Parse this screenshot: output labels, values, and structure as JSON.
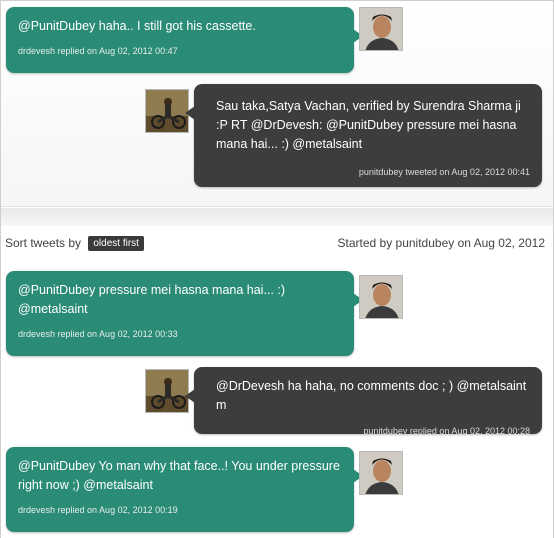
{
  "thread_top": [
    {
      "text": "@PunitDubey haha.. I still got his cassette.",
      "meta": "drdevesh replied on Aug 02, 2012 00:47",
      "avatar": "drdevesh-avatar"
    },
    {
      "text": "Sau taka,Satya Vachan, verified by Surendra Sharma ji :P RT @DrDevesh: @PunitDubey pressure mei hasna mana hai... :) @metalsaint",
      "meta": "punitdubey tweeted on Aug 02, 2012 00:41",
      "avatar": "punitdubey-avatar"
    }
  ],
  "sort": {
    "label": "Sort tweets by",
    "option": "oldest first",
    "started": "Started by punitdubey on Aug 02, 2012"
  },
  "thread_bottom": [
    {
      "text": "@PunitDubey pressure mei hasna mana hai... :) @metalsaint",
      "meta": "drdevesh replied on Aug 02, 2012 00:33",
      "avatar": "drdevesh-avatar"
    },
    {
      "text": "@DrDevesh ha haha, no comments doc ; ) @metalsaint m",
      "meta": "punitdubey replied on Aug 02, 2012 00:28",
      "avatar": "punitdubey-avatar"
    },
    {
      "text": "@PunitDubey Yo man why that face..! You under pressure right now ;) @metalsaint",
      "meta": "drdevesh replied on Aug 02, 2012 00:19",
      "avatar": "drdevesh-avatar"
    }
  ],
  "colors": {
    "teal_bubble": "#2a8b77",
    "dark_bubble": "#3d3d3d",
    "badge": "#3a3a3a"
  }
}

────────────────────────────────────────

Problem to work on. Reproduce all of the entries word for word, skipping any pictures they hold.

Worked solution.
Parse this screenshot: output labels, values, and structure as JSON.
{
  "thread_top": [
    {
      "text": "@PunitDubey haha.. I still got his cassette.",
      "meta": "drdevesh replied on Aug 02, 2012 00:47",
      "avatar": "drdevesh-avatar"
    },
    {
      "text": "Sau taka,Satya Vachan, verified by Surendra Sharma ji :P RT @DrDevesh: @PunitDubey pressure mei hasna mana hai... :) @metalsaint",
      "meta": "punitdubey tweeted on Aug 02, 2012 00:41",
      "avatar": "punitdubey-avatar"
    }
  ],
  "sort": {
    "label": "Sort tweets by",
    "option": "oldest first",
    "started": "Started by punitdubey on Aug 02, 2012"
  },
  "thread_bottom": [
    {
      "text": "@PunitDubey pressure mei hasna mana hai... :) @metalsaint",
      "meta": "drdevesh replied on Aug 02, 2012 00:33",
      "avatar": "drdevesh-avatar"
    },
    {
      "text": "@DrDevesh ha haha, no comments doc ; ) @metalsaint m",
      "meta": "punitdubey replied on Aug 02, 2012 00:28",
      "avatar": "punitdubey-avatar"
    },
    {
      "text": "@PunitDubey Yo man why that face..! You under pressure right now ;) @metalsaint",
      "meta": "drdevesh replied on Aug 02, 2012 00:19",
      "avatar": "drdevesh-avatar"
    }
  ],
  "colors": {
    "teal_bubble": "#2a8b77",
    "dark_bubble": "#3d3d3d",
    "badge": "#3a3a3a"
  }
}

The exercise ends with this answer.